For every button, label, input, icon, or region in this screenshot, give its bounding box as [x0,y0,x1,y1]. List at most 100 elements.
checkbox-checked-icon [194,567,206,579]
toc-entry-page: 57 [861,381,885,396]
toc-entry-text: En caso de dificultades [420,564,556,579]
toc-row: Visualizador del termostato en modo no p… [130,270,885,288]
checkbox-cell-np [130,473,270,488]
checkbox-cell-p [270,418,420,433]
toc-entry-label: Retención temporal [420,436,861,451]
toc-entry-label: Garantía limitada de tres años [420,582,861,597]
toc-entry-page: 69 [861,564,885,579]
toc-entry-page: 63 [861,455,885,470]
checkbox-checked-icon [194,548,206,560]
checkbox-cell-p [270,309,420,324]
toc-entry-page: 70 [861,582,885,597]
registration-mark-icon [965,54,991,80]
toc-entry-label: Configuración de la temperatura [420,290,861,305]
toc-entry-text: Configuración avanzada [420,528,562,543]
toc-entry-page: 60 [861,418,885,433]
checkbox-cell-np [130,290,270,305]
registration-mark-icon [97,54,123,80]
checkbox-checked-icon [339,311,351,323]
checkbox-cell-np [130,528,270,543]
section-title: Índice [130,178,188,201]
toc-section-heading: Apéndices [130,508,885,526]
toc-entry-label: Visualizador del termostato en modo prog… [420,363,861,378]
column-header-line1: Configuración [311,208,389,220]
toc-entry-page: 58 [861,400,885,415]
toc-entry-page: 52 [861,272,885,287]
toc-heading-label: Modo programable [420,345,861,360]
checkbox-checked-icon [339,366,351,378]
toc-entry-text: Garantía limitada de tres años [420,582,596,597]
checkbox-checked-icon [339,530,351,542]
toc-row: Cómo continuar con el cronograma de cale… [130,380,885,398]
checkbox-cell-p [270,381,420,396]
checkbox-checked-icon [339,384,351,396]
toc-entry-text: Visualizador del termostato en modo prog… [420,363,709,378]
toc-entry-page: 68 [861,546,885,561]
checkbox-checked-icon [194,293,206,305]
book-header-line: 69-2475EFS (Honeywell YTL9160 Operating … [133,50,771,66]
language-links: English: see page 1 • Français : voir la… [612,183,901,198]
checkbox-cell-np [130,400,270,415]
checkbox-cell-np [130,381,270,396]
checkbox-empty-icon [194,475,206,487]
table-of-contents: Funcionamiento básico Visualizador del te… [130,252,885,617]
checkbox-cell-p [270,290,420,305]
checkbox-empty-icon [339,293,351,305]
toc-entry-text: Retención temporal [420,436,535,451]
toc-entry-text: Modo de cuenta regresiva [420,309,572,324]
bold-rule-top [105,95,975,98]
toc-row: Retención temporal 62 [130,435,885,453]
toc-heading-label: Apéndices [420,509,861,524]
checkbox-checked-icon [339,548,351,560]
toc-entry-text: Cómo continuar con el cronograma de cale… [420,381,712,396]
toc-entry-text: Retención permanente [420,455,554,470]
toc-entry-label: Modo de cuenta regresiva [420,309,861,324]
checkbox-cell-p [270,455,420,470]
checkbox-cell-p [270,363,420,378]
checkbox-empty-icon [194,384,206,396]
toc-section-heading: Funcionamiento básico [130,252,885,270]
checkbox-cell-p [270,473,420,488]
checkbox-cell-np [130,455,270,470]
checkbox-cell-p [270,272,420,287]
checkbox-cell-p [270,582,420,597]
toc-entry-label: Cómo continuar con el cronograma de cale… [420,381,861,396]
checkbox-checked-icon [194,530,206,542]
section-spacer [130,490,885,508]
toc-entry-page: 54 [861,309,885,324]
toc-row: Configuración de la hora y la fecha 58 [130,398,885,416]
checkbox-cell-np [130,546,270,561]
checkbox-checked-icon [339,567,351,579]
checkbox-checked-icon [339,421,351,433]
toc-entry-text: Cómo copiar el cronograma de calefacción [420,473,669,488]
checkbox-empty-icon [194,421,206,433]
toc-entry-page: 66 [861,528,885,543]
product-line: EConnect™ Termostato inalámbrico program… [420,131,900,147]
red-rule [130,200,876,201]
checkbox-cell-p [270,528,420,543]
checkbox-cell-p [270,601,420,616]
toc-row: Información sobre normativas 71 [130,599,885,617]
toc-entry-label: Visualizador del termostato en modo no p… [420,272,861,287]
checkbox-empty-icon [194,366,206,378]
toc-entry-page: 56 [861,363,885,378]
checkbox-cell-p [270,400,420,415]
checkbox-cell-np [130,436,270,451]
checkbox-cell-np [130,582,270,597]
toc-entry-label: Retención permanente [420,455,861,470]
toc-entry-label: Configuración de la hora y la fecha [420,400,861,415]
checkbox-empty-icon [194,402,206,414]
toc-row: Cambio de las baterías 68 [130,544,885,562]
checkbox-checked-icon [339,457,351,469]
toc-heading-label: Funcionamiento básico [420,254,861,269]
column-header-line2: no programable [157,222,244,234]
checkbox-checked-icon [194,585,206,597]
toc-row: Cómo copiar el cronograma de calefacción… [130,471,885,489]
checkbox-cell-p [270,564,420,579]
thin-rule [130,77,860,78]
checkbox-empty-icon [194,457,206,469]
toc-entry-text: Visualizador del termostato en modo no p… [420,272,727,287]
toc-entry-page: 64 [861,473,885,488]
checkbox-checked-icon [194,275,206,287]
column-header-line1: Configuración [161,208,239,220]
####
YOUR OBJECTIVE: Copy the entries verbatim, beginning with the first line and ending after the line that contains "toc-entry-page: 70 [861,582,885,597]".

PROBLEM SOLUTION:
For every button, label, input, icon, or region in this screenshot, give its bounding box as [x0,y0,x1,y1]. List at most 100 elements.
checkbox-checked-icon [194,567,206,579]
toc-entry-page: 57 [861,381,885,396]
toc-entry-text: En caso de dificultades [420,564,556,579]
toc-row: Visualizador del termostato en modo no p… [130,270,885,288]
checkbox-cell-np [130,473,270,488]
checkbox-cell-p [270,418,420,433]
toc-entry-label: Retención temporal [420,436,861,451]
toc-entry-label: Garantía limitada de tres años [420,582,861,597]
toc-entry-page: 69 [861,564,885,579]
toc-entry-page: 63 [861,455,885,470]
checkbox-checked-icon [194,548,206,560]
checkbox-cell-p [270,309,420,324]
toc-entry-page: 70 [861,582,885,597]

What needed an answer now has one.